# Exercise objective
Report all lines holding "runners".

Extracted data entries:
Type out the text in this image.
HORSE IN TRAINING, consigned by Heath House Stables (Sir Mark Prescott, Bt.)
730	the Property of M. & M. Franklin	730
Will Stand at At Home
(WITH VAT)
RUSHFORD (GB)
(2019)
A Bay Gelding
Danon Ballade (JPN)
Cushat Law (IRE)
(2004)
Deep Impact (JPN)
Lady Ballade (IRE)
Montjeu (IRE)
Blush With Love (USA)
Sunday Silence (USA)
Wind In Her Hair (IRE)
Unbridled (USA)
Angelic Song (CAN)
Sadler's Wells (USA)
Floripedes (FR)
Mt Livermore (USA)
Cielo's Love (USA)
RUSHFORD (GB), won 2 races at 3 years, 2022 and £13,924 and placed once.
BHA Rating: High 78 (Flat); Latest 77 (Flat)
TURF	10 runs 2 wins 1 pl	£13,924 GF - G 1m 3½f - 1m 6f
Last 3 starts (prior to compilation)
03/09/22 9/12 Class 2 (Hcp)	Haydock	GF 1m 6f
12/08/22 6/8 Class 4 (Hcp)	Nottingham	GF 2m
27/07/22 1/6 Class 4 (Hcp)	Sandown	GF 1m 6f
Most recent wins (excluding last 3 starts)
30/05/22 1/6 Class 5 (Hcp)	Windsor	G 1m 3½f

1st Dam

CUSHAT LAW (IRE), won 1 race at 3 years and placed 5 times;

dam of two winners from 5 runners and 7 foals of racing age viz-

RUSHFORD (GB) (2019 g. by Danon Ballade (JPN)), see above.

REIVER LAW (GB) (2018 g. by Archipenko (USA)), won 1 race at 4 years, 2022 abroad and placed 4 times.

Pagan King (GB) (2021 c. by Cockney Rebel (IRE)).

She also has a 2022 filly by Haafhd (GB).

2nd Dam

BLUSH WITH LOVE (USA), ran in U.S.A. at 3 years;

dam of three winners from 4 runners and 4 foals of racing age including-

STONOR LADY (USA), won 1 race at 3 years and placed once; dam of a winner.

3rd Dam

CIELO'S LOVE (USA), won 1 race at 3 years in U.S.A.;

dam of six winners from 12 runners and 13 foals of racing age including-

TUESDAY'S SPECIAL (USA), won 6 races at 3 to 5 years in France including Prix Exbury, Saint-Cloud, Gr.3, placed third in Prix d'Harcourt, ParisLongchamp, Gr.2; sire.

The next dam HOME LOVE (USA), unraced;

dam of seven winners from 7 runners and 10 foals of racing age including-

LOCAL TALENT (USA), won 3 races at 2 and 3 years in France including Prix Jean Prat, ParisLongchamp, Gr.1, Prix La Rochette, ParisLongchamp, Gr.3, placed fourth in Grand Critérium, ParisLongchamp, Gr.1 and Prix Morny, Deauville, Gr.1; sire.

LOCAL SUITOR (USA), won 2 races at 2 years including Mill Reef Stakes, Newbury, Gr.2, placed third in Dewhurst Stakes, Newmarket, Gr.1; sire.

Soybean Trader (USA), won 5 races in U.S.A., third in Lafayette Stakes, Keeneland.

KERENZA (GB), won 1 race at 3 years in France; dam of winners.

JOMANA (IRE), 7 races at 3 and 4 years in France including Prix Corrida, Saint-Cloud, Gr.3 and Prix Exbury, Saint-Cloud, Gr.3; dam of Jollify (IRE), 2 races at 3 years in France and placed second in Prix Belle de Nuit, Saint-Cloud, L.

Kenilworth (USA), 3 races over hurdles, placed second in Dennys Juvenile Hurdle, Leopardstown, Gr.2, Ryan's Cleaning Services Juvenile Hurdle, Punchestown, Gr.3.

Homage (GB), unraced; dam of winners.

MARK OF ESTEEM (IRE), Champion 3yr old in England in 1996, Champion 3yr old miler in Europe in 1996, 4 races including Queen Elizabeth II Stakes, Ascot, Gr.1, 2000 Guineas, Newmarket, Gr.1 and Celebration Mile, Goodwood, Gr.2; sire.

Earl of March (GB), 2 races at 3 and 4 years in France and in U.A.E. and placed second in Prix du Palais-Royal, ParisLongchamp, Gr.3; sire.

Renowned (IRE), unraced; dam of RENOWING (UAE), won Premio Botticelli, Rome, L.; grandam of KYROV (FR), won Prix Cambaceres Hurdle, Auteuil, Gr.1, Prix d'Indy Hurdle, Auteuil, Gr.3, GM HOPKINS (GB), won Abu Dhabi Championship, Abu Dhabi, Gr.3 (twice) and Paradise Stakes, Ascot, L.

--

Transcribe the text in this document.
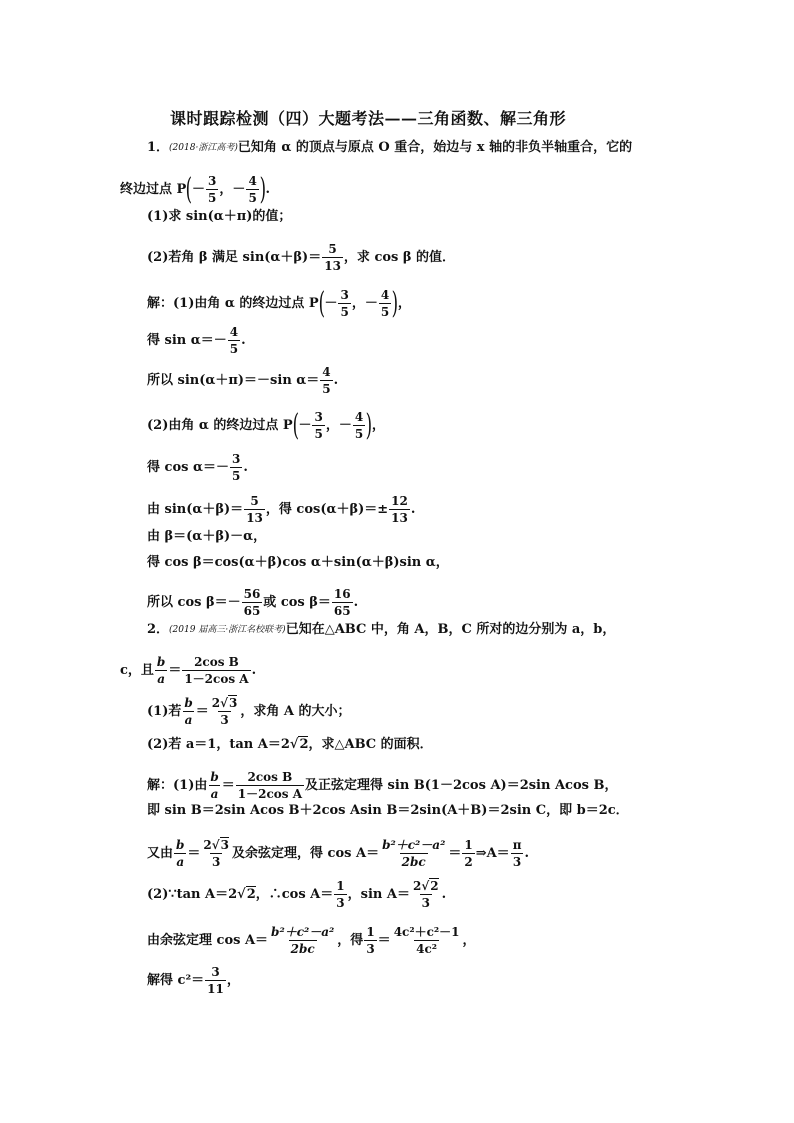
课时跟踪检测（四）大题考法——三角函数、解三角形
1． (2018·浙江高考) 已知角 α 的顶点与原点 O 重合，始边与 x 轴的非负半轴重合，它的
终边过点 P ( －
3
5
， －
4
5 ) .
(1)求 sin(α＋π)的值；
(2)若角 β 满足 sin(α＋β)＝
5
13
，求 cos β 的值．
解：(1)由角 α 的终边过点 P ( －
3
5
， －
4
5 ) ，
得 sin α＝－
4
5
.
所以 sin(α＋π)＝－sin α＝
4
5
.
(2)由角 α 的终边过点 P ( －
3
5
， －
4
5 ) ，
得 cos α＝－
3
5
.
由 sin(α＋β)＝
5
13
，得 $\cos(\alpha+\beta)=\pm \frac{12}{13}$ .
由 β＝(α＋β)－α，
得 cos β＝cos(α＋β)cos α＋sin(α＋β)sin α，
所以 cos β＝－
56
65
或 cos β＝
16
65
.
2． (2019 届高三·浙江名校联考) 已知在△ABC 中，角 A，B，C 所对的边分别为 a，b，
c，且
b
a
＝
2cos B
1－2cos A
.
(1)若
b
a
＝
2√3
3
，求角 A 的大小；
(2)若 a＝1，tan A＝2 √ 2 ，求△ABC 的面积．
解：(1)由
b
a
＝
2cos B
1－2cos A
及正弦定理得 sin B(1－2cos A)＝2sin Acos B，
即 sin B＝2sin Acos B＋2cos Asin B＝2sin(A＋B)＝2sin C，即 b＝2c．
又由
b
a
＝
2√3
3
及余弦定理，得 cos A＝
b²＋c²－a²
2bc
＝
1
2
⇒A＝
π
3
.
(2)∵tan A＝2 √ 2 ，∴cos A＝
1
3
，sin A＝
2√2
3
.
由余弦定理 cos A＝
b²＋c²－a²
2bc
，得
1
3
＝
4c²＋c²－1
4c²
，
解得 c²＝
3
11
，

# The solution
dam of two winners from 5 runners and 7 foals of racing age viz-
dam of three winners from 4 runners and 4 foals of racing age including-
dam of six winners from 12 runners and 13 foals of racing age including-
dam of seven winners from 7 runners and 10 foals of racing age including-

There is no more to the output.